- Material for this exercise
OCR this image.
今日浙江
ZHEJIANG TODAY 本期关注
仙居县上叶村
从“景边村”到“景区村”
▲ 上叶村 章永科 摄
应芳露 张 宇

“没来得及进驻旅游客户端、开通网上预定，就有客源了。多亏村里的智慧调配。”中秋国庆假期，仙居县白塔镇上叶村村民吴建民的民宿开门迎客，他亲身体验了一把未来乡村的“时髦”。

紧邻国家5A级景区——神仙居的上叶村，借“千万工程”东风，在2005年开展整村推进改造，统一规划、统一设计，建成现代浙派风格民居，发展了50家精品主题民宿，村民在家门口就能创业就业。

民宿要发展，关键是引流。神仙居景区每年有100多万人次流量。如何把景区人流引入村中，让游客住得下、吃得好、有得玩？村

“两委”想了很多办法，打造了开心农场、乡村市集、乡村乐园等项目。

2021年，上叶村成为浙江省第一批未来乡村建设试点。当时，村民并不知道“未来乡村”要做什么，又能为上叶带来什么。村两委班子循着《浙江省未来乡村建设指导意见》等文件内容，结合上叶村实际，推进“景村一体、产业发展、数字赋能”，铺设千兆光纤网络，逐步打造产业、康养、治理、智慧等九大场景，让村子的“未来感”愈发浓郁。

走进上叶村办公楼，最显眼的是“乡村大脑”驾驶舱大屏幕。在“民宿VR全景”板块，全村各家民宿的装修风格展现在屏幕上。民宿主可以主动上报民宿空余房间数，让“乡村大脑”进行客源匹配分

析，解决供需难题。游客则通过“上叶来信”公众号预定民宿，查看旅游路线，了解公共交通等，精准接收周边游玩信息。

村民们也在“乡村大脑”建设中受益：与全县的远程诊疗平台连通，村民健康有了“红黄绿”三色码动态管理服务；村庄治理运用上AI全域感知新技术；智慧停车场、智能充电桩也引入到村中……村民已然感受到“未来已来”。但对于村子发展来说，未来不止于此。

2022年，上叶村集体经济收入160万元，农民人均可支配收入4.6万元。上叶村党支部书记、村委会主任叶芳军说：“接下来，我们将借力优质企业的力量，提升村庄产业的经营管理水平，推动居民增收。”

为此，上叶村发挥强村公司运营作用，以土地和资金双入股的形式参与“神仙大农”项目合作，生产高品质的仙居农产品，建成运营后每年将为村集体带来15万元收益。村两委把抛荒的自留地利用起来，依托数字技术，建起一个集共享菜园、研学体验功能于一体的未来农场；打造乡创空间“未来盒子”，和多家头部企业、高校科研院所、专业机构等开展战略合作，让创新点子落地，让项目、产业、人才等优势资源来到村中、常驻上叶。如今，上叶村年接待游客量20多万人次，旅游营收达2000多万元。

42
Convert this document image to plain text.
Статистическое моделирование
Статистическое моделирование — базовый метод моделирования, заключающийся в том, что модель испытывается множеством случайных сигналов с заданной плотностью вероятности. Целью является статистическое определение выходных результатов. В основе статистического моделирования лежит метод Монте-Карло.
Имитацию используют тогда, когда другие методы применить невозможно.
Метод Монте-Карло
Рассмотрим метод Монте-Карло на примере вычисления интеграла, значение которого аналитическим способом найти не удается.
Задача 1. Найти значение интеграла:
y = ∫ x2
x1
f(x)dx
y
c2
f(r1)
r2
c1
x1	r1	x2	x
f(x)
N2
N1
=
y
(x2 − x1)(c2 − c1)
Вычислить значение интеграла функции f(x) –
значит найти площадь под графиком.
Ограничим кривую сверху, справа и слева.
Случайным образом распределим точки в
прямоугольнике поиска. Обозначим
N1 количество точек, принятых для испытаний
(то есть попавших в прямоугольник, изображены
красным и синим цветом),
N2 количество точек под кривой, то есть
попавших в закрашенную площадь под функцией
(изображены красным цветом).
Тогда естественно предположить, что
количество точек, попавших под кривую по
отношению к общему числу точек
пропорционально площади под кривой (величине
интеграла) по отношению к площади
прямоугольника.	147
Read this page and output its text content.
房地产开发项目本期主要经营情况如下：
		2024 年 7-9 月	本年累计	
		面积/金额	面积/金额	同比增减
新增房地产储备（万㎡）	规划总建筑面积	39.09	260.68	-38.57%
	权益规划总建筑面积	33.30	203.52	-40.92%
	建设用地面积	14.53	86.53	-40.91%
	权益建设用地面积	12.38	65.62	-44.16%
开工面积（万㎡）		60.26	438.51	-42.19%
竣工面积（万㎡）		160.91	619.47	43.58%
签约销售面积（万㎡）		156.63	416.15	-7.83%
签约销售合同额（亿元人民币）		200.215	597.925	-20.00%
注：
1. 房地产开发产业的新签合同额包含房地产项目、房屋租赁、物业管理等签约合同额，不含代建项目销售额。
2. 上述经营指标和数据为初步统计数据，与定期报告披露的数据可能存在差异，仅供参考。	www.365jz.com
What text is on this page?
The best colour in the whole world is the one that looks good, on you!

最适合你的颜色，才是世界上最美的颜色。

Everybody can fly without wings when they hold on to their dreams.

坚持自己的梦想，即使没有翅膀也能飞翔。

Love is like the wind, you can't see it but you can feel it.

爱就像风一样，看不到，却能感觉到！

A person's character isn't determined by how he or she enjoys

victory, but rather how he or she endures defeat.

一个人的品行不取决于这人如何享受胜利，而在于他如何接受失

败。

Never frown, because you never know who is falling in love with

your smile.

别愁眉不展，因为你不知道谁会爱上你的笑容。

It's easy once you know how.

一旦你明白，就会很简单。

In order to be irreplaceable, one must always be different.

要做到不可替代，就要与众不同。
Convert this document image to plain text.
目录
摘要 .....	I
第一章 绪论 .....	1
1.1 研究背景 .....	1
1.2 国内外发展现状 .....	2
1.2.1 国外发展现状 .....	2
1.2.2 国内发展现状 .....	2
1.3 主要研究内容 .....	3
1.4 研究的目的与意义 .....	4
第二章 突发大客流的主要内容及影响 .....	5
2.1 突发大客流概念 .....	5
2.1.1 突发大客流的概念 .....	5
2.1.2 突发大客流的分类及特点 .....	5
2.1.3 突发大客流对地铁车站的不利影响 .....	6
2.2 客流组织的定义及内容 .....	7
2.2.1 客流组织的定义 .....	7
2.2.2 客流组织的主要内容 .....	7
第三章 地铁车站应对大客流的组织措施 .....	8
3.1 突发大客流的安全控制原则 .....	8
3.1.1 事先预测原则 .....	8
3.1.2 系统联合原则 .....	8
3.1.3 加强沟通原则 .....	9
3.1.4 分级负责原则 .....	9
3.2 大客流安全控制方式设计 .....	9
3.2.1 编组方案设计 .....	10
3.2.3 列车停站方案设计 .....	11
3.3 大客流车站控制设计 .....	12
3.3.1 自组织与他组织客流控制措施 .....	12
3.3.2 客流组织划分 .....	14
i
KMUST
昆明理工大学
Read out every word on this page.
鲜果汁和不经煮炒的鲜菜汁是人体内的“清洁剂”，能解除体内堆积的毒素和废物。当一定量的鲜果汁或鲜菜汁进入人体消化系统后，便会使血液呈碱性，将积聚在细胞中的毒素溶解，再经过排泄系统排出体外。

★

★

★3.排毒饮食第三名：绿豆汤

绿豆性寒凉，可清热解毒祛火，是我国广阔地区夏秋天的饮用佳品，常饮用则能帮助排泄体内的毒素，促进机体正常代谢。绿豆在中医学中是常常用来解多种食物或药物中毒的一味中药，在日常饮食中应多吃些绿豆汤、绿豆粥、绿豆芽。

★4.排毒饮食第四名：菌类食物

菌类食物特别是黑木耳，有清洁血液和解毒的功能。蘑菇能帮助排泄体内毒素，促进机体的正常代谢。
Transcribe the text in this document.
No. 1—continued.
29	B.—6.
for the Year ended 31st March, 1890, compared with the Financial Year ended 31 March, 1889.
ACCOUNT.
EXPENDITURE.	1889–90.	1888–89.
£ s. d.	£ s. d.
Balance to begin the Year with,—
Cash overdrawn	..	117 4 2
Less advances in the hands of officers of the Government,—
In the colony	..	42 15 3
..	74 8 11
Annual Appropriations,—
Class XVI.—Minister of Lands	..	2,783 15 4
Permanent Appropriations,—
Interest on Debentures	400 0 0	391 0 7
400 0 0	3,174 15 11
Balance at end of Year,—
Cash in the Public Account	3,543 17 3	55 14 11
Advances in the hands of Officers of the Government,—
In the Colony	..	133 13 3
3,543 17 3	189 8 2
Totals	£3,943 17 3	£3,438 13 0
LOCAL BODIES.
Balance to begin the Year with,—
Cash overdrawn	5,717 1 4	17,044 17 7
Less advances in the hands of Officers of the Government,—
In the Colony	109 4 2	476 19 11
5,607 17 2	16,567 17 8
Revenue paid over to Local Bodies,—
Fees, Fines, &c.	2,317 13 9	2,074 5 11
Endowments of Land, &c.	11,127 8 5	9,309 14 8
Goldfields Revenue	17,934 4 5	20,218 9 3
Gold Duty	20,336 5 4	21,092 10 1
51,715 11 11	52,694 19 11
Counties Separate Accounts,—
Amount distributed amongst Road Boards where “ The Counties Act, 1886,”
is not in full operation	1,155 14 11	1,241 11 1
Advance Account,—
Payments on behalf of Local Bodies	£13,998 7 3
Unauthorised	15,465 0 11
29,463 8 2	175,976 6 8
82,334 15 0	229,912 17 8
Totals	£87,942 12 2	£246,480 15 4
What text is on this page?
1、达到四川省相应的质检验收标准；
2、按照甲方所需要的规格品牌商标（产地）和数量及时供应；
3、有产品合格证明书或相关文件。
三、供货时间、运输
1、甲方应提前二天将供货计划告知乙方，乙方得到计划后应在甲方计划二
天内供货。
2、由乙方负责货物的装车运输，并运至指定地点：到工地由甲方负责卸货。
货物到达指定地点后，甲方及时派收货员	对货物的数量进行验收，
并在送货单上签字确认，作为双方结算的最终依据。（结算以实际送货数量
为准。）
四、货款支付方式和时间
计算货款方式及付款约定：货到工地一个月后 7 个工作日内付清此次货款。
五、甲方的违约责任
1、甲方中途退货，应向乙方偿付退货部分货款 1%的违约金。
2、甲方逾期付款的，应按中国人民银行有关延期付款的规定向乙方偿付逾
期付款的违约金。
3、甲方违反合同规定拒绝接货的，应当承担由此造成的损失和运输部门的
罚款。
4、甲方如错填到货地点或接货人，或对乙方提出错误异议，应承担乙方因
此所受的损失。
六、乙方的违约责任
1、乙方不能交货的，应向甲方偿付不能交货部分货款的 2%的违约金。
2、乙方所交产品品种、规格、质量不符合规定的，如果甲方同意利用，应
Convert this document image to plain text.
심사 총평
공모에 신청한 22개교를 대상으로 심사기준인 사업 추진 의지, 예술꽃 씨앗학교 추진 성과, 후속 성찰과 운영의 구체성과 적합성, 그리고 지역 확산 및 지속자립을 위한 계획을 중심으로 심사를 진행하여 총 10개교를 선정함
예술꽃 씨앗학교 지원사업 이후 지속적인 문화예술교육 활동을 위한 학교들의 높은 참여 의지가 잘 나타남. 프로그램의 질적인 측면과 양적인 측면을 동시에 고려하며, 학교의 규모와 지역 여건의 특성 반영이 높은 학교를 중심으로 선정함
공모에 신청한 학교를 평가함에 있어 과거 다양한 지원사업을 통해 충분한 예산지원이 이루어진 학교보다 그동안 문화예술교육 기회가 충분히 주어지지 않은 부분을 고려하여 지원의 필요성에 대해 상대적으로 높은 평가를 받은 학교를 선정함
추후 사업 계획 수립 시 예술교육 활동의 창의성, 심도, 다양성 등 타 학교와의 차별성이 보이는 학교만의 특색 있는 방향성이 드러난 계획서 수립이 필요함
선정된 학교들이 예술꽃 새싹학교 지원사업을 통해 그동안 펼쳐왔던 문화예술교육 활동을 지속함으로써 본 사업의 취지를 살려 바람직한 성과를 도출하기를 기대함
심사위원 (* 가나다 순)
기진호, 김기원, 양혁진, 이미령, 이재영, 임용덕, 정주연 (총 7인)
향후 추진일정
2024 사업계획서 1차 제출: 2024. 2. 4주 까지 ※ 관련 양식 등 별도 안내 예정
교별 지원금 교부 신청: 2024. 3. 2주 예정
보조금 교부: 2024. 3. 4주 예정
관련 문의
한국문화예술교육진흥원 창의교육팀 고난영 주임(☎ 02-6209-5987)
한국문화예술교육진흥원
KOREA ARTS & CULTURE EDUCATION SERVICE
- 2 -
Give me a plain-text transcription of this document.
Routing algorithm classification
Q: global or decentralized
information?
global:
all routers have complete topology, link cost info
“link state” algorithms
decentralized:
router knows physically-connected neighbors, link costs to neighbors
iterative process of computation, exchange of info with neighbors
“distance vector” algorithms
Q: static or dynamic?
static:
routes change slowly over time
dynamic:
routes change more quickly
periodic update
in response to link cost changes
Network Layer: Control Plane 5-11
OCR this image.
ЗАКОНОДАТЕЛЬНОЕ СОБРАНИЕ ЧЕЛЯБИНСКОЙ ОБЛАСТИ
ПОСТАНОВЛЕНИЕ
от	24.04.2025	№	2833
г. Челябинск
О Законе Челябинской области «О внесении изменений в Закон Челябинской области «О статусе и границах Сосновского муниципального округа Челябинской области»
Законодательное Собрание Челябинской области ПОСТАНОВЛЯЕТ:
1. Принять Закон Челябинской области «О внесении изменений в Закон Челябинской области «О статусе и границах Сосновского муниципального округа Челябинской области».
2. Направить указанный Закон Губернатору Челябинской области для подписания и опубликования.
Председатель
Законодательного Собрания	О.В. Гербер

- Written problem
List every line from the entries above in which "Карло" appears.

- Solution to the exercise
Статистическое моделирование — базовый метод моделирования, заключающийся в том, что модель испытывается множеством случайных сигналов с заданной плотностью вероятности. Целью является статистическое определение выходных результатов. В основе статистического моделирования лежит метод Монте-Карло.
Метод Монте-Карло
Рассмотрим метод Монте-Карло на примере вычисления интеграла, значение которого аналитическим способом найти не удается.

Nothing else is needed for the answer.